Problem statement -
Exactly as they appear, output all of the records. Skip any images.

# # # # # # #

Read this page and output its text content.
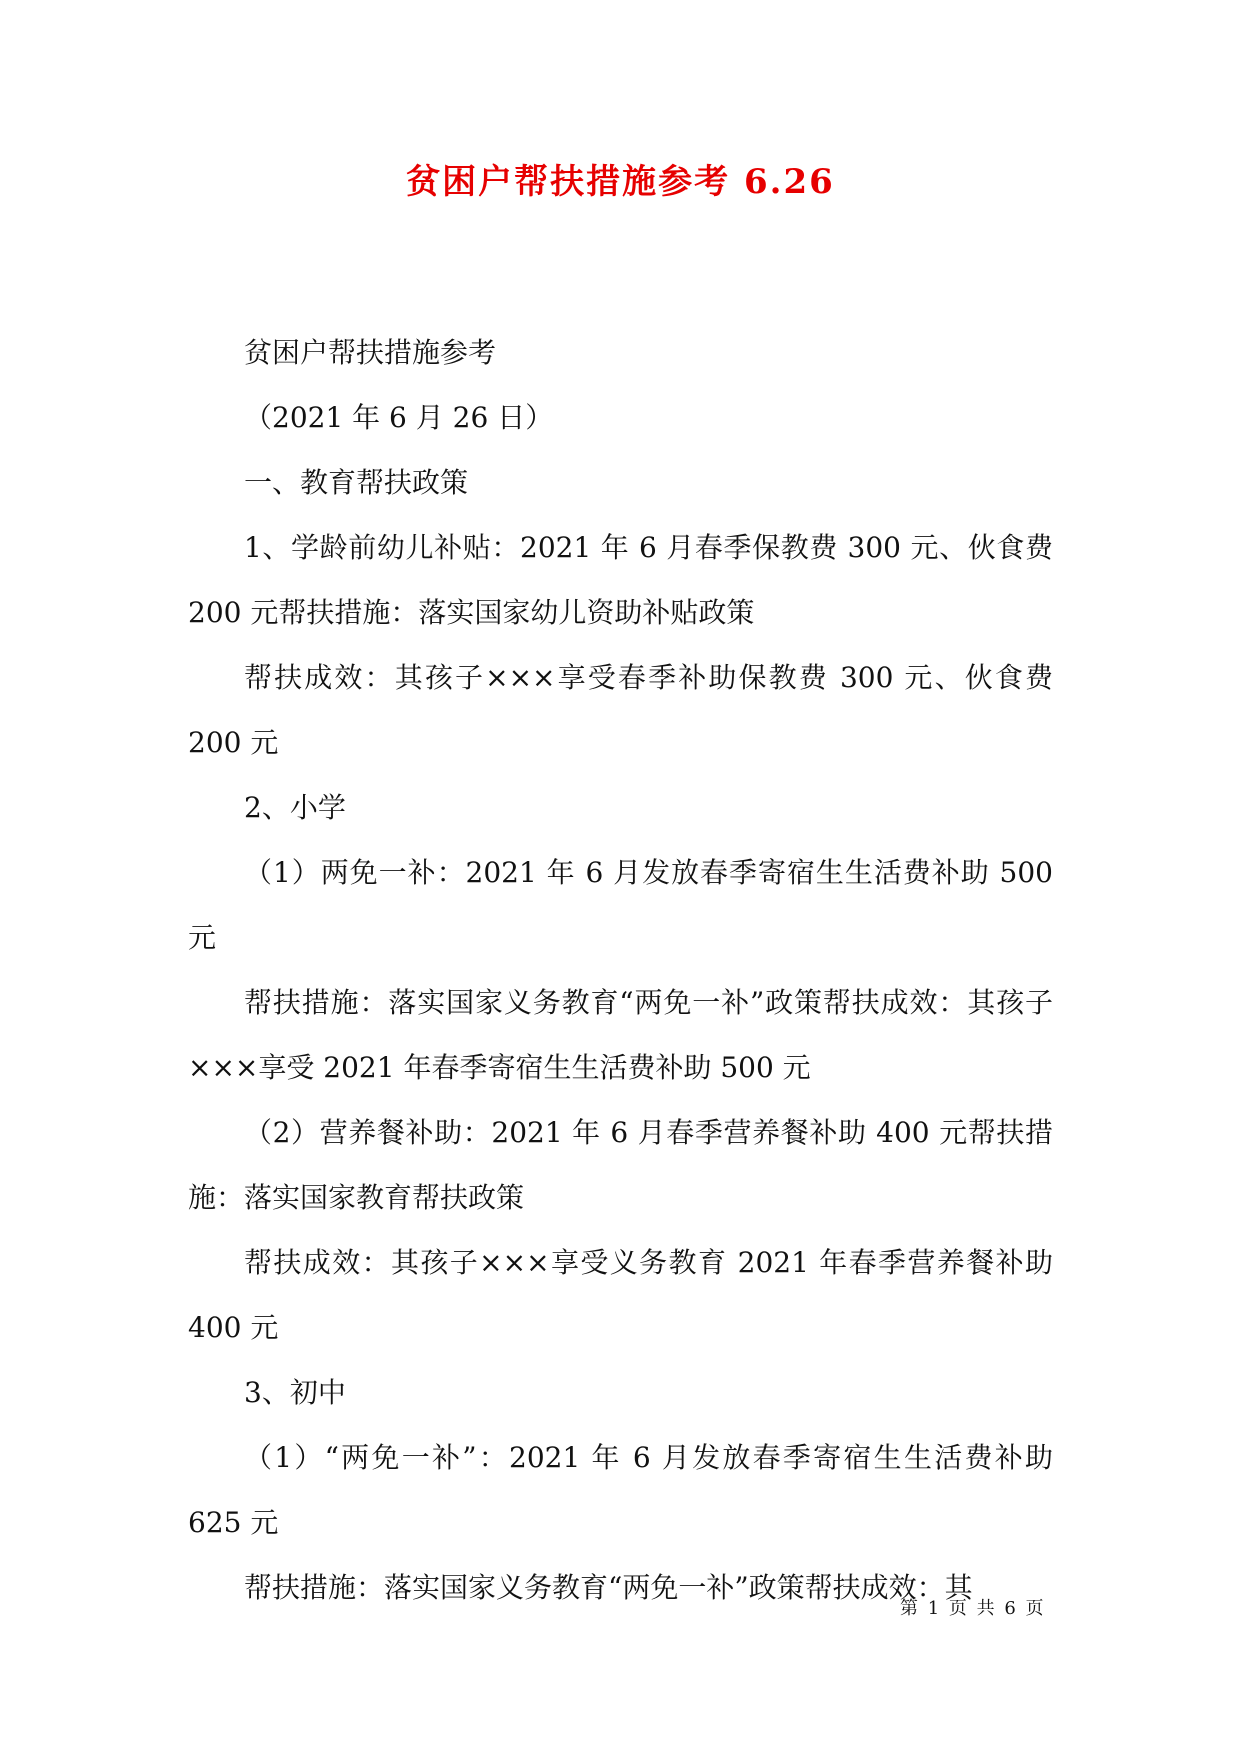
贫困户帮扶措施参考 6.26

贫困户帮扶措施参考

（2021 年 6 月 26 日）

一、教育帮扶政策

1、学龄前幼儿补贴：2021 年 6 月春季保教费 300 元、伙食费 200 元帮扶措施：落实国家幼儿资助补贴政策

帮扶成效：其孩子×××享受春季补助保教费 300 元、伙食费 200 元

2、小学

（1）两免一补：2021 年 6 月发放春季寄宿生生活费补助 500 元

帮扶措施：落实国家义务教育“两免一补”政策帮扶成效：其孩子×××享受 2021 年春季寄宿生生活费补助 500 元

（2）营养餐补助：2021 年 6 月春季营养餐补助 400 元帮扶措施：落实国家教育帮扶政策

帮扶成效：其孩子×××享受义务教育 2021 年春季营养餐补助 400 元

3、初中

（1）“两免一补”：2021 年 6 月发放春季寄宿生生活费补助 625 元

帮扶措施：落实国家义务教育“两免一补”政策帮扶成效：其

第 1 页 共 6 页
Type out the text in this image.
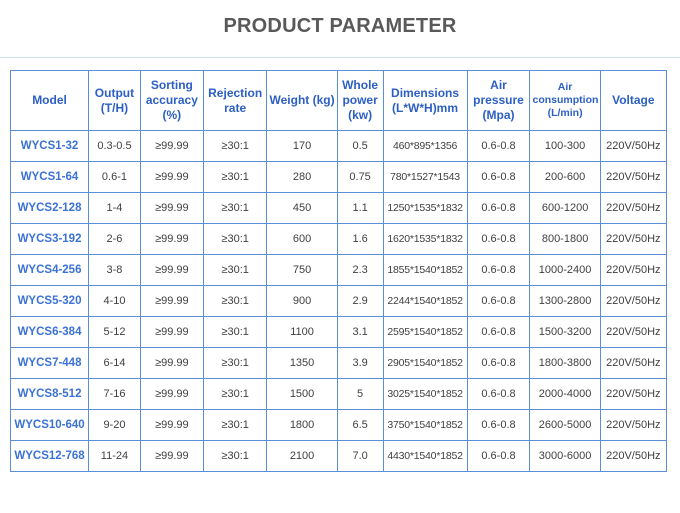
PRODUCT PARAMETER
Model	Output (T/H)	Sorting accuracy (%)	Rejection rate	Weight (kg)	Whole power (kw)	Dimensions (L*W*H)mm	Air pressure (Mpa)	Air consumption (L/min)	Voltage
WYCS1-32	0.3-0.5	≥99.99	≥30:1	170	0.5	460*895*1356	0.6-0.8	100-300	220V/50Hz
WYCS1-64	0.6-1	≥99.99	≥30:1	280	0.75	780*1527*1543	0.6-0.8	200-600	220V/50Hz
WYCS2-128	1-4	≥99.99	≥30:1	450	1.1	1250*1535*1832	0.6-0.8	600-1200	220V/50Hz
WYCS3-192	2-6	≥99.99	≥30:1	600	1.6	1620*1535*1832	0.6-0.8	800-1800	220V/50Hz
WYCS4-256	3-8	≥99.99	≥30:1	750	2.3	1855*1540*1852	0.6-0.8	1000-2400	220V/50Hz
WYCS5-320	4-10	≥99.99	≥30:1	900	2.9	2244*1540*1852	0.6-0.8	1300-2800	220V/50Hz
WYCS6-384	5-12	≥99.99	≥30:1	1100	3.1	2595*1540*1852	0.6-0.8	1500-3200	220V/50Hz
WYCS7-448	6-14	≥99.99	≥30:1	1350	3.9	2905*1540*1852	0.6-0.8	1800-3800	220V/50Hz
WYCS8-512	7-16	≥99.99	≥30:1	1500	5	3025*1540*1852	0.6-0.8	2000-4000	220V/50Hz
WYCS10-640	9-20	≥99.99	≥30:1	1800	6.5	3750*1540*1852	0.6-0.8	2600-5000	220V/50Hz
WYCS12-768	11-24	≥99.99	≥30:1	2100	7.0	4430*1540*1852	0.6-0.8	3000-6000	220V/50Hz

# # # # # # #

Expected answer -
Read this page and output its text content.
贫困户帮扶措施参考 6.26

贫困户帮扶措施参考

（2021 年 6 月 26 日）

一、教育帮扶政策

1、学龄前幼儿补贴：2021 年 6 月春季保教费 300 元、伙食费 200 元帮扶措施：落实国家幼儿资助补贴政策

帮扶成效：其孩子×××享受春季补助保教费 300 元、伙食费 200 元

2、小学

（1）两免一补：2021 年 6 月发放春季寄宿生生活费补助 500 元

帮扶措施：落实国家义务教育“两免一补”政策帮扶成效：其孩子×××享受 2021 年春季寄宿生生活费补助 500 元

（2）营养餐补助：2021 年 6 月春季营养餐补助 400 元帮扶措施：落实国家教育帮扶政策

帮扶成效：其孩子×××享受义务教育 2021 年春季营养餐补助 400 元

3、初中

（1）“两免一补”：2021 年 6 月发放春季寄宿生生活费补助 625 元

帮扶措施：落实国家义务教育“两免一补”政策帮扶成效：其

第 1 页 共 6 页
Type out the text in this image.
PRODUCT PARAMETER
Model	Output (T/H)	Sorting accuracy (%)	Rejection rate	Weight (kg)	Whole power (kw)	Dimensions (L*W*H)mm	Air pressure (Mpa)	Air consumption (L/min)	Voltage
WYCS1-32	0.3-0.5	≥99.99	≥30:1	170	0.5	460*895*1356	0.6-0.8	100-300	220V/50Hz
WYCS1-64	0.6-1	≥99.99	≥30:1	280	0.75	780*1527*1543	0.6-0.8	200-600	220V/50Hz
WYCS2-128	1-4	≥99.99	≥30:1	450	1.1	1250*1535*1832	0.6-0.8	600-1200	220V/50Hz
WYCS3-192	2-6	≥99.99	≥30:1	600	1.6	1620*1535*1832	0.6-0.8	800-1800	220V/50Hz
WYCS4-256	3-8	≥99.99	≥30:1	750	2.3	1855*1540*1852	0.6-0.8	1000-2400	220V/50Hz
WYCS5-320	4-10	≥99.99	≥30:1	900	2.9	2244*1540*1852	0.6-0.8	1300-2800	220V/50Hz
WYCS6-384	5-12	≥99.99	≥30:1	1100	3.1	2595*1540*1852	0.6-0.8	1500-3200	220V/50Hz
WYCS7-448	6-14	≥99.99	≥30:1	1350	3.9	2905*1540*1852	0.6-0.8	1800-3800	220V/50Hz
WYCS8-512	7-16	≥99.99	≥30:1	1500	5	3025*1540*1852	0.6-0.8	2000-4000	220V/50Hz
WYCS10-640	9-20	≥99.99	≥30:1	1800	6.5	3750*1540*1852	0.6-0.8	2600-5000	220V/50Hz
WYCS12-768	11-24	≥99.99	≥30:1	2100	7.0	4430*1540*1852	0.6-0.8	3000-6000	220V/50Hz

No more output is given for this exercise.